» **Work to do**
Where a line holds the word "fiziğin", copy that line.

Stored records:
────────

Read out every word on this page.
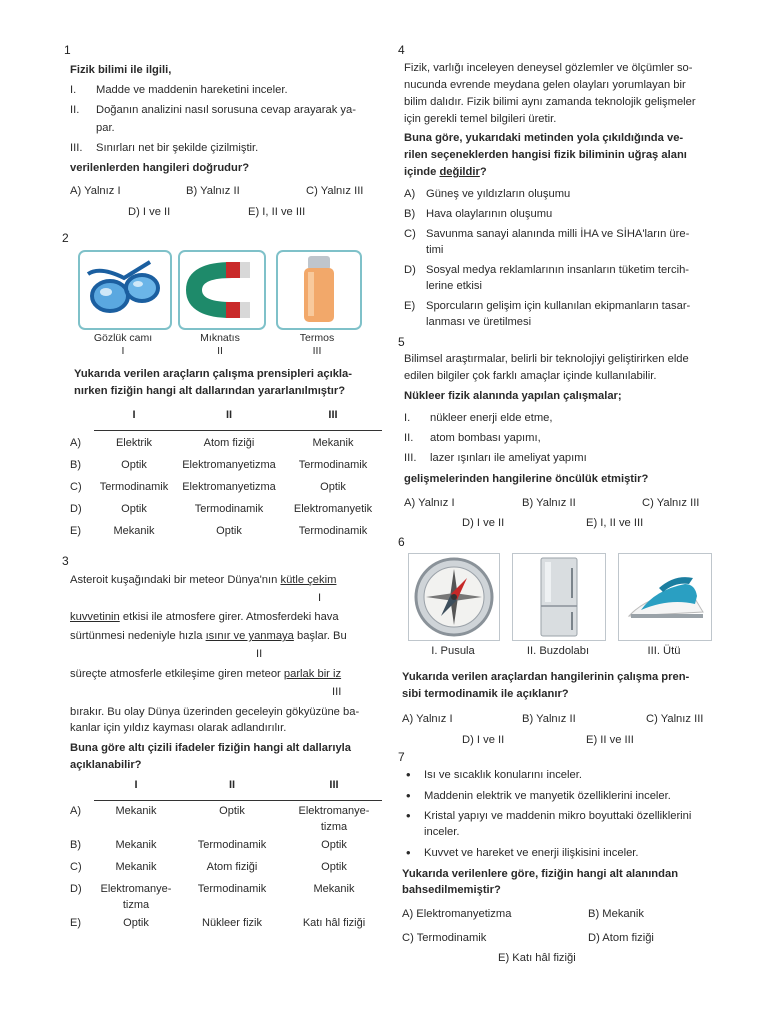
1
Fizik bilimi ile ilgili,
I. Madde ve maddenin hareketini inceler.
II. Doğanın analizini nasıl sorusuna cevap arayarak ya-
par.
III. Sınırları net bir şekilde çizilmiştir.
verilenlerden hangileri doğrudur?
A) Yalnız I	B) Yalnız II	C) Yalnız III
D) I ve II	E) I, II ve III
2
Gözlük camı
I
Mıknatıs
II
Termos
III
Yukarıda verilen araçların çalışma prensipleri açıkla-
nırken fiziğin hangi alt dallarından yararlanılmıştır?
	I	II	III

A)	Elektrik	Atom fiziği	Mekanik
B)	Optik	Elektromanyetizma	Termodinamik
C)	Termodinamik	Elektromanyetizma	Optik
D)	Optik	Termodinamik	Elektromanyetik
E)	Mekanik	Optik	Termodinamik
3
Asteroit kuşağındaki bir meteor Dünya'nın kütle çekim
I
kuvvetinin etkisi ile atmosfere girer. Atmosferdeki hava
sürtünmesi nedeniyle hızla ısınır ve yanmaya başlar. Bu
II
süreçte atmosferle etkileşime giren meteor parlak bir iz
III
bırakır. Bu olay Dünya üzerinden geceleyin gökyüzüne ba-
kanlar için yıldız kayması olarak adlandırılır.
Buna göre altı çizili ifadeler fiziğin hangi alt dallarıyla
açıklanabilir?
	I	II	III

A)	Mekanik	Optik	Elektromanye-
tizma

B)	Mekanik	Termodinamik	Optik
C)	Mekanik	Atom fiziği	Optik
D)	Elektromanye-
tizma	Termodinamik	Mekanik

E)	Optik	Nükleer fizik	Katı hâl fiziği
4
Fizik, varlığı inceleyen deneysel gözlemler ve ölçümler so-
nucunda evrende meydana gelen olayları yorumlayan bir
bilim dalıdır. Fizik bilimi aynı zamanda teknolojik gelişmeler
için gerekli temel bilgileri üretir.
Buna göre, yukarıdaki metinden yola çıkıldığında ve-
rilen seçeneklerden hangisi fizik biliminin uğraş alanı
içinde değildir?
A) Güneş ve yıldızların oluşumu
B) Hava olaylarının oluşumu
C) Savunma sanayi alanında milli İHA ve SİHA'ların üre-
timi
D) Sosyal medya reklamlarının insanların tüketim tercih-
lerine etkisi
E) Sporcuların gelişim için kullanılan ekipmanların tasar-
lanması ve üretilmesi
5
Bilimsel araştırmalar, belirli bir teknolojiyi geliştirirken elde
edilen bilgiler çok farklı amaçlar içinde kullanılabilir.
Nükleer fizik alanında yapılan çalışmalar;
I. nükleer enerji elde etme,
II. atom bombası yapımı,
III. lazer ışınları ile ameliyat yapımı
gelişmelerinden hangilerine öncülük etmiştir?
A) Yalnız I	B) Yalnız II	C) Yalnız III
D) I ve II	E) I, II ve III
6
I. Pusula	II. Buzdolabı	III. Ütü
Yukarıda verilen araçlardan hangilerinin çalışma pren-
sibi termodinamik ile açıklanır?
A) Yalnız I	B) Yalnız II	C) Yalnız III
D) I ve II	E) II ve III
7
• Isı ve sıcaklık konularını inceler.
• Maddenin elektrik ve manyetik özelliklerini inceler.
• Kristal yapıyı ve maddenin mikro boyuttaki özelliklerini
inceler.
• Kuvvet ve hareket ve enerji ilişkisini inceler.
Yukarıda verilenlere göre, fiziğin hangi alt alanından
bahsedilmemiştir?
A) Elektromanyetizma	B) Mekanik
C) Termodinamik	D) Atom fiziği
E) Katı hâl fiziği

────────

» **Full output**
nırken fiziğin hangi alt dallarından yararlanılmıştır?
Buna göre altı çizili ifadeler fiziğin hangi alt dallarıyla
Yukarıda verilenlere göre, fiziğin hangi alt alanından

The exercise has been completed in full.